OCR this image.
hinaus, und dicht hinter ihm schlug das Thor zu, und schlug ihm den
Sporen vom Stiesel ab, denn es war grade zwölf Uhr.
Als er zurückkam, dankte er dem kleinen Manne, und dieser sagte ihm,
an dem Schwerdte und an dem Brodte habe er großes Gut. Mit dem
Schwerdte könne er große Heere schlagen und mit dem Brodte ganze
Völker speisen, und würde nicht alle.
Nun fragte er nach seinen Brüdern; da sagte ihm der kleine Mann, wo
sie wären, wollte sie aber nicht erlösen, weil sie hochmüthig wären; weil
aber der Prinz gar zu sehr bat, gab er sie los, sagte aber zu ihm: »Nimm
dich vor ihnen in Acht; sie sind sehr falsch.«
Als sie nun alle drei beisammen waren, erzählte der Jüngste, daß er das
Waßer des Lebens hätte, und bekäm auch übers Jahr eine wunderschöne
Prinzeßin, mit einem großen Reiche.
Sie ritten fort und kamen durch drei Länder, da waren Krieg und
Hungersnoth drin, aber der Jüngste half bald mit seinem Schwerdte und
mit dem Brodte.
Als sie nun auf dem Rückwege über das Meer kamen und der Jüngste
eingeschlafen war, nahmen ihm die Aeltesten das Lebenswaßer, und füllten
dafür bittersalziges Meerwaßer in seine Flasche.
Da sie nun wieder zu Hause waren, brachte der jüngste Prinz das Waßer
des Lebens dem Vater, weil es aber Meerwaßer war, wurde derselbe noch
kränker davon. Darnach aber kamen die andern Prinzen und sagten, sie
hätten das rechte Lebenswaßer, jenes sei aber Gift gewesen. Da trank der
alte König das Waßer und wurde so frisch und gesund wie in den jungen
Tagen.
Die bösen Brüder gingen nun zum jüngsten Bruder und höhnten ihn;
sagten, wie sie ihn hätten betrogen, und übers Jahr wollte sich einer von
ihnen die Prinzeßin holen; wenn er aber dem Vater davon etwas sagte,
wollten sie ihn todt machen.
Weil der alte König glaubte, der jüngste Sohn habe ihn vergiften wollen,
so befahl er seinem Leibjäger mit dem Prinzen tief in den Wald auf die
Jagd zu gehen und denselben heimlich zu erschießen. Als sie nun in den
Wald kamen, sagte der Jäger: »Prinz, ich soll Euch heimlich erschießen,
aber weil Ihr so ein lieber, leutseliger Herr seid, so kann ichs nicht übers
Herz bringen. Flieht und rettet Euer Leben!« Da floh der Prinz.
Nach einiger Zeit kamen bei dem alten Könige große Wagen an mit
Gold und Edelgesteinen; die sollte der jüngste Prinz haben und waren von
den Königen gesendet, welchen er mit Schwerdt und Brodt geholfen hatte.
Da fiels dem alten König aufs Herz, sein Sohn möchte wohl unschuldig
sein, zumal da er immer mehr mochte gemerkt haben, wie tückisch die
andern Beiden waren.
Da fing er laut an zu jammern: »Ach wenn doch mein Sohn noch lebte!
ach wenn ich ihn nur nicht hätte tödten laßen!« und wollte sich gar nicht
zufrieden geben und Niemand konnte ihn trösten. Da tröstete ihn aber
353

+---+

Each line containing the word "Prinzeßin" counts once; say how many such lines there are, giving only the number.

2